> _What to do_
Output all of the entries exactly as written.
------------------------------------------------------------------------
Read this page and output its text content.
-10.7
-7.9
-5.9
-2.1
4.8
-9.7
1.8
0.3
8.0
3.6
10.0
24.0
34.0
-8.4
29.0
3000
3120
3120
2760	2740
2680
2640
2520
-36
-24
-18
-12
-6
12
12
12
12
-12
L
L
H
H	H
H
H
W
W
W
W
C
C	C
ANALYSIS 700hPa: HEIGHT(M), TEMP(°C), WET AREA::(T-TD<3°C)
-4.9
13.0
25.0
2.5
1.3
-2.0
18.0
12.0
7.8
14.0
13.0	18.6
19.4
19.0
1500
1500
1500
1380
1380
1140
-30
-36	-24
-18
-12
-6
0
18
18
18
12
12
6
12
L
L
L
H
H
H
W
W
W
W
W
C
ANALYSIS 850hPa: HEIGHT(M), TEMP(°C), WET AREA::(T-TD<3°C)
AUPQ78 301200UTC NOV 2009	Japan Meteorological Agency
------------------------------------------------------------------------
> _The reply_
Read this page and output its text content.
-10.7
-7.9
-5.9
-2.1
4.8
-9.7
1.8
0.3
8.0
3.6
10.0
24.0
34.0
-8.4
29.0
3000
3120
3120
2760	2740
2680
2640
2520
-36
-24
-18
-12
-6
12
12
12
12
-12
L
L
H
H	H
H
H
W
W
W
W
C
C	C
ANALYSIS 700hPa: HEIGHT(M), TEMP(°C), WET AREA::(T-TD<3°C)
-4.9
13.0
25.0
2.5
1.3
-2.0
18.0
12.0
7.8
14.0
13.0	18.6
19.4
19.0
1500
1500
1500
1380
1380
1140
-30
-36	-24
-18
-12
-6
0
18
18
18
12
12
6
12
L
L
L
H
H
H
W
W
W
W
W
C
ANALYSIS 850hPa: HEIGHT(M), TEMP(°C), WET AREA::(T-TD<3°C)
AUPQ78 301200UTC NOV 2009	Japan Meteorological Agency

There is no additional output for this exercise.